— begin SUPPLIED INFORMATION —

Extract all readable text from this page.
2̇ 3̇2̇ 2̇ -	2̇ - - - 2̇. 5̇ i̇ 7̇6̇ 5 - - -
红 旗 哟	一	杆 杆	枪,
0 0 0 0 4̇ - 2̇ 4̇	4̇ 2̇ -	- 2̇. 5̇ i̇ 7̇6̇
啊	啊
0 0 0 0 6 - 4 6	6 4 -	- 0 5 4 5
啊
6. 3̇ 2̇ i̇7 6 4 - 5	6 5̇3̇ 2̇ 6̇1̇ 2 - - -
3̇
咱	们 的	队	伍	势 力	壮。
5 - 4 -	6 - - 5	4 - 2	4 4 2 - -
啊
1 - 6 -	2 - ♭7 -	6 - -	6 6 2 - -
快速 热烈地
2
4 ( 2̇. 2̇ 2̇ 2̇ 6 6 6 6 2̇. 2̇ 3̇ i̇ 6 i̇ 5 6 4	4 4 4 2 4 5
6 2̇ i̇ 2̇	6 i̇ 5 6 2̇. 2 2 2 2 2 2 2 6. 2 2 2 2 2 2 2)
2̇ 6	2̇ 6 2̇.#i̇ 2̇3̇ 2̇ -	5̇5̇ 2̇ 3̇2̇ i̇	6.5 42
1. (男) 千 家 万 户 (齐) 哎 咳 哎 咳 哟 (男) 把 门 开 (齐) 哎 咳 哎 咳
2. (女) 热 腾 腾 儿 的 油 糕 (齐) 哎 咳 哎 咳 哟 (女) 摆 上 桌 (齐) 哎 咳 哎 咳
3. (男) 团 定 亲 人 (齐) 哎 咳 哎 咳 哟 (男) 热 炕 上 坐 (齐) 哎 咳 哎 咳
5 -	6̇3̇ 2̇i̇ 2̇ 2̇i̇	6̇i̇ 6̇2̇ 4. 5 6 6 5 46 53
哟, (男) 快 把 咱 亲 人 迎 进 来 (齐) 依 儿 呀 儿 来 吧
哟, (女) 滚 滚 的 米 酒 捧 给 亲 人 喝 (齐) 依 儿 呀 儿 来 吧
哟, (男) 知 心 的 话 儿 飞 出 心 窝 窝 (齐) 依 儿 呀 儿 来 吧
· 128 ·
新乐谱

— end SUPPLIED INFORMATION —

● **THE TASK**:
Write out the entries above word for word.

● **TASK OUTPUT**:
Extract all readable text from this page.
2̇ 3̇2̇ 2̇ -	2̇ - - - 2̇. 5̇ i̇ 7̇6̇ 5 - - -
红 旗 哟	一	杆 杆	枪,
0 0 0 0 4̇ - 2̇ 4̇	4̇ 2̇ -	- 2̇. 5̇ i̇ 7̇6̇
啊	啊
0 0 0 0 6 - 4 6	6 4 -	- 0 5 4 5
啊
6. 3̇ 2̇ i̇7 6 4 - 5	6 5̇3̇ 2̇ 6̇1̇ 2 - - -
3̇
咱	们 的	队	伍	势 力	壮。
5 - 4 -	6 - - 5	4 - 2	4 4 2 - -
啊
1 - 6 -	2 - ♭7 -	6 - -	6 6 2 - -
快速 热烈地
2
4 ( 2̇. 2̇ 2̇ 2̇ 6 6 6 6 2̇. 2̇ 3̇ i̇ 6 i̇ 5 6 4	4 4 4 2 4 5
6 2̇ i̇ 2̇	6 i̇ 5 6 2̇. 2 2 2 2 2 2 2 6. 2 2 2 2 2 2 2)
2̇ 6	2̇ 6 2̇.#i̇ 2̇3̇ 2̇ -	5̇5̇ 2̇ 3̇2̇ i̇	6.5 42
1. (男) 千 家 万 户 (齐) 哎 咳 哎 咳 哟 (男) 把 门 开 (齐) 哎 咳 哎 咳
2. (女) 热 腾 腾 儿 的 油 糕 (齐) 哎 咳 哎 咳 哟 (女) 摆 上 桌 (齐) 哎 咳 哎 咳
3. (男) 团 定 亲 人 (齐) 哎 咳 哎 咳 哟 (男) 热 炕 上 坐 (齐) 哎 咳 哎 咳
5 -	6̇3̇ 2̇i̇ 2̇ 2̇i̇	6̇i̇ 6̇2̇ 4. 5 6 6 5 46 53
哟, (男) 快 把 咱 亲 人 迎 进 来 (齐) 依 儿 呀 儿 来 吧
哟, (女) 滚 滚 的 米 酒 捧 给 亲 人 喝 (齐) 依 儿 呀 儿 来 吧
哟, (男) 知 心 的 话 儿 飞 出 心 窝 窝 (齐) 依 儿 呀 儿 来 吧
· 128 ·
新乐谱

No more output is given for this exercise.